■ TEXTE FOURNI:

Gestion : Quelles répercussions ce stress peut-il avoir sur les individus?

R.R. : Il peut amener des conséquences physiologiques très négatives. Par exemple, des recherches ont démontré que plusieurs formes d’interactions entre les humains et les outils numériques déclenchent une suractivation du système nerveux sympathique — qui est responsable de la réaction de lutte ou de fuite dans certaines situations de danger, NDLR —, ce qui entraîne notamment une forte augmentation de la pression sanguine. À moyen et long terme, cela peut provoquer des problèmes de santé assez sérieux. Ces interactions augmentent aussi la production des trois principales hormones de stress : l’adrénaline, la noradrénaline et le cortisol, ce qui peut causer des ennuis de santé.

Gestion : Le technostress engendre-t-il des effets négatifs sur les organisations elles-mêmes?

R.R. : Oui, absolument. On voit des corrélations significatives entre l’augmentation du technostress et une hausse de l’absentéisme. Il favoriserait également une baisse de la motivation au travail et de l’engagement envers l’organisation, ainsi qu’une dégradation de la performance.

Gestion : Comment peut-on réduire le technostress chez les individus?

R.R. : La principale recommandation à cet égard est assez claire : diminuer la quantité d’interactions que l’on a avec des outils numériques. Mais ce n’est pas toujours possible de le faire au travail. Une manière de contourner ce problème consisterait à réduire significativement ces interactions dans sa vie personnelle, par exemple en arrêtant l’utilisation de certains médias sociaux.

■ CONSIGNES:
- A) Traduisez en anglais cette phrase du texte fourni : « On voit des corrélations significatives entre l’augmentation du technostress et une hausse de l’absentéisme. »
- B) Poursuivez l'entretien sur le technostress à partir de sa dernière phrase.
Les items constituent un matériau indépendant du texte fourni.

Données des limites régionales
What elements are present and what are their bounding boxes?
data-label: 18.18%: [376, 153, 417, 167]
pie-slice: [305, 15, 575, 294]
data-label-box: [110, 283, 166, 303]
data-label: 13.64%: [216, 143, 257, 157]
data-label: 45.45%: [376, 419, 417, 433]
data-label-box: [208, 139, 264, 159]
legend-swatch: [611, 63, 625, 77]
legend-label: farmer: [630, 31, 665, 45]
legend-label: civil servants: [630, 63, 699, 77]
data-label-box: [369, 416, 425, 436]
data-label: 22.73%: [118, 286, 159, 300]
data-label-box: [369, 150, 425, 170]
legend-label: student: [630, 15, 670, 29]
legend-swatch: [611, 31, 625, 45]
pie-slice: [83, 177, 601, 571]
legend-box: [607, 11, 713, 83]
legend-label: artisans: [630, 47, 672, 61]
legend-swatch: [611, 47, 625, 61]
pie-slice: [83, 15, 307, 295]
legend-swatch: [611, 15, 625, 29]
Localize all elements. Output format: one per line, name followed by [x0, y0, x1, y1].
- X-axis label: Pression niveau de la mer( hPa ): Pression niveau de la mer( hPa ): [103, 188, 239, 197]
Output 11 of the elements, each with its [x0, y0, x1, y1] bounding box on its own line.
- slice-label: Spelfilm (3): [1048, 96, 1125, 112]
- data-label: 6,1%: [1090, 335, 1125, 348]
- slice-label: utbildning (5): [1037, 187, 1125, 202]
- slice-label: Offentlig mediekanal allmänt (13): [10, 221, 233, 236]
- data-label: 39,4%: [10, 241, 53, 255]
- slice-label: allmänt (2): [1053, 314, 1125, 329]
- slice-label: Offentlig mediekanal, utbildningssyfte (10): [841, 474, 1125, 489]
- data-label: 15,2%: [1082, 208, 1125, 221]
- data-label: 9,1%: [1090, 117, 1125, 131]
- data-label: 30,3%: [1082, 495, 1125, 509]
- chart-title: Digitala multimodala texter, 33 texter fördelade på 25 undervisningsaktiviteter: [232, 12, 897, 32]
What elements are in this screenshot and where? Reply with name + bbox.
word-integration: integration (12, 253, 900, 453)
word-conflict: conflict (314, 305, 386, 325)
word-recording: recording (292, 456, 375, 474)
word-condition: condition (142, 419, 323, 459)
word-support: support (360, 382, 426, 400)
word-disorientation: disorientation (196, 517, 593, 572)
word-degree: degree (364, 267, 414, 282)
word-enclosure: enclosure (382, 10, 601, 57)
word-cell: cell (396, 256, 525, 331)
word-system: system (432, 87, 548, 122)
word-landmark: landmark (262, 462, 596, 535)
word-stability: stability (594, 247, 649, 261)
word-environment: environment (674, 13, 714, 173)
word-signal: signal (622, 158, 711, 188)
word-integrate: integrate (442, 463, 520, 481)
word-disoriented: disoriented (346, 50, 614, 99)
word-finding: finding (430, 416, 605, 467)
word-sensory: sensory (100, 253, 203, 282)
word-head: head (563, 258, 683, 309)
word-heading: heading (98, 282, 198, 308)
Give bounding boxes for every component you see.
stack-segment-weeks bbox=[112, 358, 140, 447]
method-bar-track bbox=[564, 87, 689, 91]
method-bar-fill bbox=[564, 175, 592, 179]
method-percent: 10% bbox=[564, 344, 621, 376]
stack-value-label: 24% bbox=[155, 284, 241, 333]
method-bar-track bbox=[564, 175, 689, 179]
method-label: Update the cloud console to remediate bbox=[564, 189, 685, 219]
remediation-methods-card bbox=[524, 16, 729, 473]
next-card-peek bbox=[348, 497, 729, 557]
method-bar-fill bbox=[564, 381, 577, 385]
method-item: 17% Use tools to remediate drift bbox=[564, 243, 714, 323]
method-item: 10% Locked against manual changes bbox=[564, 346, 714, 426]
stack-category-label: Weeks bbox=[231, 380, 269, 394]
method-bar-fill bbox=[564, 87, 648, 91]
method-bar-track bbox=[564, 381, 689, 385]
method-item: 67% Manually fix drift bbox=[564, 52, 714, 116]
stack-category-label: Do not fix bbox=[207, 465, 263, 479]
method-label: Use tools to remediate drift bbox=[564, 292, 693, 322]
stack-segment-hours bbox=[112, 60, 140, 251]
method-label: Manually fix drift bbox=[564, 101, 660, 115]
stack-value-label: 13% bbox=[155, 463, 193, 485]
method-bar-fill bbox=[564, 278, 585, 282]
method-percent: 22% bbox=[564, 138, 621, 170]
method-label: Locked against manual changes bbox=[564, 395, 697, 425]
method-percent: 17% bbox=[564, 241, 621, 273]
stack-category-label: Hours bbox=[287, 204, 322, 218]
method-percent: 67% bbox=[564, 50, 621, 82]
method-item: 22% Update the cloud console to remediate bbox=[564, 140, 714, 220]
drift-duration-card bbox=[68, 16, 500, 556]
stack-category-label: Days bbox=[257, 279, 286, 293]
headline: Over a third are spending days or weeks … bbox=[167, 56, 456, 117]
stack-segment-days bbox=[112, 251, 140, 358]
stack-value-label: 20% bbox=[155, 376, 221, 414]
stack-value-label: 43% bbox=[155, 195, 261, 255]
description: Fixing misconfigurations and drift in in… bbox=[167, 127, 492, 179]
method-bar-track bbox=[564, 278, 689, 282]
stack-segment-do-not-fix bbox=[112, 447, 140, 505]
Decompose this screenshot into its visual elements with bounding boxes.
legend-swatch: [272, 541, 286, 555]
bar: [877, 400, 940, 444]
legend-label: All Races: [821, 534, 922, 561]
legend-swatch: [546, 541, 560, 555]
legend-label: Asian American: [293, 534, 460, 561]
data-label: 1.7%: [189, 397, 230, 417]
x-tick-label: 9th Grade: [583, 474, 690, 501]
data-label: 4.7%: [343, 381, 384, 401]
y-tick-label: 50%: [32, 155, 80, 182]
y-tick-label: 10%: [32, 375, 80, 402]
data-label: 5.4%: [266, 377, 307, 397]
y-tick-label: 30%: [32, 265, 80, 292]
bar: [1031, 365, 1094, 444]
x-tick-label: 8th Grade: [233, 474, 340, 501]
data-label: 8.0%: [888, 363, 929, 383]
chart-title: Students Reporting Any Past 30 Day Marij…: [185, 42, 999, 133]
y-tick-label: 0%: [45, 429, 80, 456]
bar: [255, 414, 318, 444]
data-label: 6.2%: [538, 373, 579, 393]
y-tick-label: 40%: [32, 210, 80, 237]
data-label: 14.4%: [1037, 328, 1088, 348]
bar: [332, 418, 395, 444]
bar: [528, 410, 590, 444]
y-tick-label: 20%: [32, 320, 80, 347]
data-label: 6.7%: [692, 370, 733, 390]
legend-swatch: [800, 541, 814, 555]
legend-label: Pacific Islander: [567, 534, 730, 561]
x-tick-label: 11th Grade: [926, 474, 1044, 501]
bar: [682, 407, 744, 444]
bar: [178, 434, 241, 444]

■ RÉPONSES DANS L'ORDRE:
- A) We see significant correlations between the increase in technostress and a rise in absenteeism.

- B)
On peut aussi mieux réguler l’emploi de certains outils, comme le courriel. Beaucoup de gens vérifient leur boîte de courriels très fréquemment dans une journée, parfois même aussitôt qu’une notification les informe de l’arrivée d’un nouveau message. Cela engendre du stress et nuit à la productivité. On devrait plutôt consulter sa boîte de courriels une fois le matin, le midi et en fin de journée. Cependant, certaines personnalités ne vivent pas bien avec ce rythme, car leur peur de rater quelque chose d’important devient une source de stress plus dommageable que le fait de toujours regarder ses courriels. Les solutions doivent être adaptées en fonction de chaque personne.

Gestion : Quelles décisions les gestionnaires peuvent-ils prendre pour diminuer le technostress de leurs employés?

R.R. : La réflexion au sujet de l’utilisation des outils numériques et des plateformes collaboratives devrait être beaucoup plus poussée qu’elle ne l’est actuellement. Les gestionnaires connaissent très peu les résultats des recherches scientifiques sur le technostress. Cela les amène parfois à prendre des décisions contre-productives. Par exemple, plusieurs organisations souhaitent miser sur une approche agile, mais augmentent en même temps le recours à des plateformes collaboratives et au travail à distance ou en mode hybride. Or, les méthodes agiles ont été développées pour du travail en équipe en présentiel. C’est contradictoire.

Gestion : Sur quels aspects du technostress vos prochaines recherches porteront-elles?

R.R. : La montée des vidéoconférences mérite d’être analysée de très près. Les gens ont l’impression que ça se rapproche beaucoup d’une rencontre en présentiel, mais plusieurs mécanismes font que c’est en fait assez différent. C’est pour cela que l’on voit émerger des problèmes comme la fatigue de vidéoconférence, dont les recherches montrent qu’elle peut augmenter les risques d’épuisement professionnel.

Plusieurs raisons expliquent cela. Par exemple, nous avons l’impression qu’une vidéoconférence est parfaitement synchrone, mais ce n’est pas le cas. Il y a toujours un petit délai dans la transmission. Notre cerveau le perçoit et travaille en continu pour s’y adapter. Cela engendre de la fatigue et du stress. Le fait de se voir à l’écran pendant qu’on parle constitue un autre élément très différent d’une rencontre en personne. Les gens sont distraits et se demandent comment les gens les voient. Ça aussi, ça cause du stress.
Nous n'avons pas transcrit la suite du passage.